--- START Exercise materials ---
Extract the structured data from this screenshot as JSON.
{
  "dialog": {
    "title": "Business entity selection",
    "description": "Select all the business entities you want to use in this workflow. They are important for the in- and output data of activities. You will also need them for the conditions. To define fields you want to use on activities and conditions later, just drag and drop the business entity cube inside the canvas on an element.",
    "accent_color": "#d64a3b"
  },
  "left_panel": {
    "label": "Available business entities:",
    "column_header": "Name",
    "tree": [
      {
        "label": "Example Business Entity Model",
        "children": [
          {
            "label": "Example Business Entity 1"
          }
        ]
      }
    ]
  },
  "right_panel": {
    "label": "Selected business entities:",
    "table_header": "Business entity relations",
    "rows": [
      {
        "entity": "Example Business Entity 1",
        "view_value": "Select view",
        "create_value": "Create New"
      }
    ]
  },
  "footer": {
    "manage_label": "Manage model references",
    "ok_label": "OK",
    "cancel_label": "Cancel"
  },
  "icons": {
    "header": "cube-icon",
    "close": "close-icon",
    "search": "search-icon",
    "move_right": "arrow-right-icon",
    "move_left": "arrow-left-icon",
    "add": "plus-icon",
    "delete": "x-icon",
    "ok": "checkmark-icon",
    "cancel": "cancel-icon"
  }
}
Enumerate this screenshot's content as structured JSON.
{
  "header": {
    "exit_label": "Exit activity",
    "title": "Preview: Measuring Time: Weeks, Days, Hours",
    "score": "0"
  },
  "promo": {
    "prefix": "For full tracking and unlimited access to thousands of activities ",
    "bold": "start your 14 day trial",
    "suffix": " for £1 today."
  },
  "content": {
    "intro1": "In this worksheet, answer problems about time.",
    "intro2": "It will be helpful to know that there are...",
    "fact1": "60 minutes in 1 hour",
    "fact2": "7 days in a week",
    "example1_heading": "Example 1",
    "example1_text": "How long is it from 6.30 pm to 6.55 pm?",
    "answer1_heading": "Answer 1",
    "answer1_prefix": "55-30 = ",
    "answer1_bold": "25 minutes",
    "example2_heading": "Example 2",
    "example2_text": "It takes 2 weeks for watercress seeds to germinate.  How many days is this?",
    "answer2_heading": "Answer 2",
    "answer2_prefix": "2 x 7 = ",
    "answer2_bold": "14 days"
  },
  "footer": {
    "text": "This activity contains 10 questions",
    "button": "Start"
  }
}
--- END Exercise materials ---
Your task → Give back the whole listing, word for word.

The solution →
Extract the structured data from this screenshot as JSON.
{
  "dialog": {
    "title": "Business entity selection",
    "description": "Select all the business entities you want to use in this workflow. They are important for the in- and output data of activities. You will also need them for the conditions. To define fields you want to use on activities and conditions later, just drag and drop the business entity cube inside the canvas on an element.",
    "accent_color": "#d64a3b"
  },
  "left_panel": {
    "label": "Available business entities:",
    "column_header": "Name",
    "tree": [
      {
        "label": "Example Business Entity Model",
        "children": [
          {
            "label": "Example Business Entity 1"
          }
        ]
      }
    ]
  },
  "right_panel": {
    "label": "Selected business entities:",
    "table_header": "Business entity relations",
    "rows": [
      {
        "entity": "Example Business Entity 1",
        "view_value": "Select view",
        "create_value": "Create New"
      }
    ]
  },
  "footer": {
    "manage_label": "Manage model references",
    "ok_label": "OK",
    "cancel_label": "Cancel"
  },
  "icons": {
    "header": "cube-icon",
    "close": "close-icon",
    "search": "search-icon",
    "move_right": "arrow-right-icon",
    "move_left": "arrow-left-icon",
    "add": "plus-icon",
    "delete": "x-icon",
    "ok": "checkmark-icon",
    "cancel": "cancel-icon"
  }
}
Enumerate this screenshot's content as structured JSON.
{
  "header": {
    "exit_label": "Exit activity",
    "title": "Preview: Measuring Time: Weeks, Days, Hours",
    "score": "0"
  },
  "promo": {
    "prefix": "For full tracking and unlimited access to thousands of activities ",
    "bold": "start your 14 day trial",
    "suffix": " for £1 today."
  },
  "content": {
    "intro1": "In this worksheet, answer problems about time.",
    "intro2": "It will be helpful to know that there are...",
    "fact1": "60 minutes in 1 hour",
    "fact2": "7 days in a week",
    "example1_heading": "Example 1",
    "example1_text": "How long is it from 6.30 pm to 6.55 pm?",
    "answer1_heading": "Answer 1",
    "answer1_prefix": "55-30 = ",
    "answer1_bold": "25 minutes",
    "example2_heading": "Example 2",
    "example2_text": "It takes 2 weeks for watercress seeds to germinate.  How many days is this?",
    "answer2_heading": "Answer 2",
    "answer2_prefix": "2 x 7 = ",
    "answer2_bold": "14 days"
  },
  "footer": {
    "text": "This activity contains 10 questions",
    "button": "Start"
  }
}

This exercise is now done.